*TEXT BLOCK*.
┌────────

How to Write a Competitive Analysis for Your Business Plan

Tim Berry

9 min. read

Updated March 16, 2023

Female entrepreneur speaking to management team in board room about taking on competitors.

You can learn a lot about your competitive advantage, market opportunity, and how to position your business by looking at the competition. Knowing who your competitors are, how they operate, and the necessary benchmarks you need to hit are crucial for your business to succeed. It’s also an analysis that investors will want to see within your business plan.

How to identify your competition and conduct a competitive analysis

Your competitive analysis will help you define the competition section within your business plan. Here’s how to do it in a few simple steps.

1. Define your business use

For the competition section of your business plan, first, settle on which of these two business uses applies to your situation:

Internal management plan

In the management plan for business owners, a competition section serves as a vehicle for understanding competition and developing strategic positioning. You and your team look at comparative strengths and weaknesses. It leads you straight to strategy.

Formal business plan

In a business plan event situation, with a plan to be shown to potential investors or as part of a bank loan, you’re describing the competition mainly to reassure your target reader that you are aware of and understand the competition, and are positioned to take advantage of opportunities and avoid the pitfalls.

└────────

*WHAT IS EXPECTED*.
Can you turn the paragraph of the competitive analysis article that begins "You can learn a lot about your competitive advantage" into a short bulleted list that keeps its main facts? The listing that comes next is taken from a different source.

*SOURCE DATA*.
┌────────

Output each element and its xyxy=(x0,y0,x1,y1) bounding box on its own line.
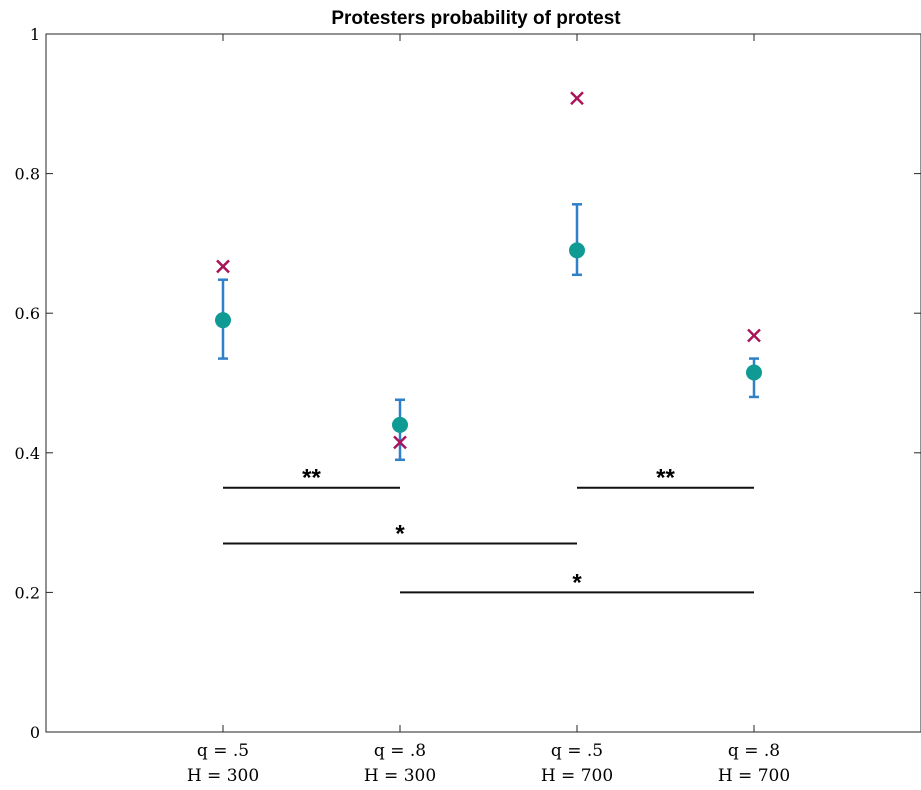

└────────

*THE REPLY*.
- Studying the competition shows you your competitive advantage, your market opportunity, and how to position your business.
- Knowing who your competitors are, how they operate, and which benchmarks you must hit is crucial to your business's success.
- Investors will want to see this analysis in your business plan.